**What you should do**
Establish how many lines in the material include the string "Explain" and report it as a lone number.

**Items**
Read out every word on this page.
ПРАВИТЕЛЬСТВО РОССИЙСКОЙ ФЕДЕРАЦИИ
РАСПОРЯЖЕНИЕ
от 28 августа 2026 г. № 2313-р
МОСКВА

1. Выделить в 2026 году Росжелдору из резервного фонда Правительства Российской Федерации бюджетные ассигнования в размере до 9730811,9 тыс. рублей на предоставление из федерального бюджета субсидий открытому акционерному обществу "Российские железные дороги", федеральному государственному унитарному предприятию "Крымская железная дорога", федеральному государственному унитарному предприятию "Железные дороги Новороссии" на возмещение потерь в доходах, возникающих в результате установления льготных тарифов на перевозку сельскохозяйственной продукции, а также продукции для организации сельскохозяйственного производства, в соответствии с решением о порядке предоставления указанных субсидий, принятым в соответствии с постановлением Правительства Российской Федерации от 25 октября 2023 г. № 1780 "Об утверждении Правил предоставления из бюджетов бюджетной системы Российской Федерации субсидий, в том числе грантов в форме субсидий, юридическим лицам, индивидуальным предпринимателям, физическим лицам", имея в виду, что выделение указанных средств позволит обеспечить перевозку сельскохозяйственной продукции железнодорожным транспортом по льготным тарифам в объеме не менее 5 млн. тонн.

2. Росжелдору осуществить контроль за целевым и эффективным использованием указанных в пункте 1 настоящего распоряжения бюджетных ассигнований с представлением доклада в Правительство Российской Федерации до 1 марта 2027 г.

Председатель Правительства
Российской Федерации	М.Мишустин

==

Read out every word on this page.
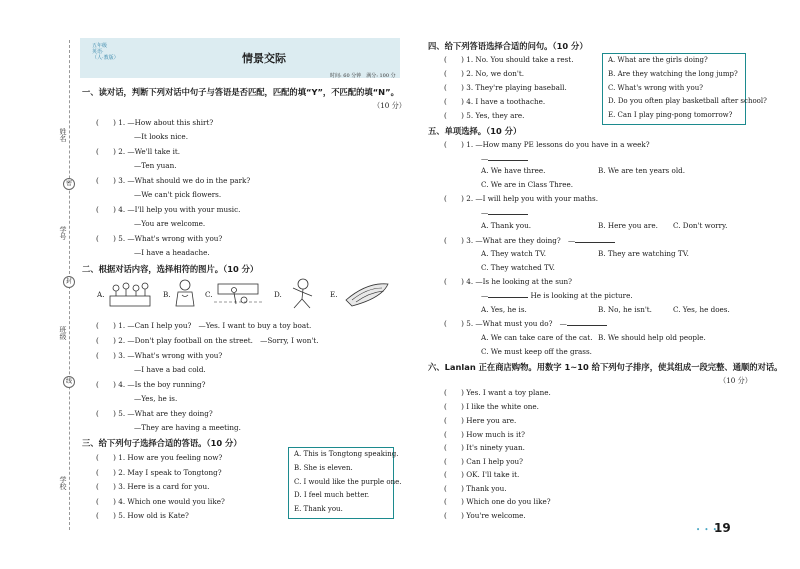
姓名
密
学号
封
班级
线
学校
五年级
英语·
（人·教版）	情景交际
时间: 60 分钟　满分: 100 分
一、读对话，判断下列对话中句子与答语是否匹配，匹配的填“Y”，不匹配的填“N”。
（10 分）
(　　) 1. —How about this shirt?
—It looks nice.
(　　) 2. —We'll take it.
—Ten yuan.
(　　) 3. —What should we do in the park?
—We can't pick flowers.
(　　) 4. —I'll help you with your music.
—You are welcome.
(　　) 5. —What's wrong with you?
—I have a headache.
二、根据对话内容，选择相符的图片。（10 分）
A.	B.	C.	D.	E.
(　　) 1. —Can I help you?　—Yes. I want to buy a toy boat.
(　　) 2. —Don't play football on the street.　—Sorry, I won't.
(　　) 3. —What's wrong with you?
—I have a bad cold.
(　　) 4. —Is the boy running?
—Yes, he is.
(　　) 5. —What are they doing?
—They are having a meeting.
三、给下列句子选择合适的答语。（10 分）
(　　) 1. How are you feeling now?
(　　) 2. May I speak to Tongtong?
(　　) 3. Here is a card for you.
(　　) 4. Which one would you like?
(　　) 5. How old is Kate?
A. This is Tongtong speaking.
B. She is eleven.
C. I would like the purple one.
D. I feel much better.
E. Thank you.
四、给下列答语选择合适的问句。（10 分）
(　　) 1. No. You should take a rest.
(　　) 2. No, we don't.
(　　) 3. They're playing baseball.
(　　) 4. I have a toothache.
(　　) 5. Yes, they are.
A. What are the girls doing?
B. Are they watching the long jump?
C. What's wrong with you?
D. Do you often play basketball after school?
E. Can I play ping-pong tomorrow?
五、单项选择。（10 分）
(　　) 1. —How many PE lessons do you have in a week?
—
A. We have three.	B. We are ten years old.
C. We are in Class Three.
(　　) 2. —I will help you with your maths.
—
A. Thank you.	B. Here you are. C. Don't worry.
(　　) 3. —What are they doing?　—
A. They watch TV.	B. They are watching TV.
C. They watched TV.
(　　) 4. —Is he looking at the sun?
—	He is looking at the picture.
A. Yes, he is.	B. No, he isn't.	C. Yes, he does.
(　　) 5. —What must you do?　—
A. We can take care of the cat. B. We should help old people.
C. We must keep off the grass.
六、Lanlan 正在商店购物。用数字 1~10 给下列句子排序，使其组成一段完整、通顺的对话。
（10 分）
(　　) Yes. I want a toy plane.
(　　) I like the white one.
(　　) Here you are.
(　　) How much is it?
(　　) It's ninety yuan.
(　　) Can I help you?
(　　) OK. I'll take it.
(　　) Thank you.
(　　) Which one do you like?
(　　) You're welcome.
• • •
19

...

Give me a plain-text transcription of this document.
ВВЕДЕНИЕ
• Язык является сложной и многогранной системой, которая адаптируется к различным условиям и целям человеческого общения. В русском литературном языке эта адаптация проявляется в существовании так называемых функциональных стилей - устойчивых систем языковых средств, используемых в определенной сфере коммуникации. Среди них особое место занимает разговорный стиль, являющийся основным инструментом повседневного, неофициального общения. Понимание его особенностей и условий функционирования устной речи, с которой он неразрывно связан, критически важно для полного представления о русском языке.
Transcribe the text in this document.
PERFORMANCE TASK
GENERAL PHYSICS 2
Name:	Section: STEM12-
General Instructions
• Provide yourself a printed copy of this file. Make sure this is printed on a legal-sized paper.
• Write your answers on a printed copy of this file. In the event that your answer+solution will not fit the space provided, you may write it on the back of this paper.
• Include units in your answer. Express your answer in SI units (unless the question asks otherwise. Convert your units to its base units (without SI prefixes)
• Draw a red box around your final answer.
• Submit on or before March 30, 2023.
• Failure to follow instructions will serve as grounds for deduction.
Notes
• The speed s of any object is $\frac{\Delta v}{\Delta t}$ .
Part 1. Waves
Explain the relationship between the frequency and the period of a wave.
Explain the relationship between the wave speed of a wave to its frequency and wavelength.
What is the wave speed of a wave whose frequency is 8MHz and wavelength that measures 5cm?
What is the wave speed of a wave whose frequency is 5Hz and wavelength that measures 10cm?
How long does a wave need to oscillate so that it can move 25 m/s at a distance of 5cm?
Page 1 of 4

**Output below**
2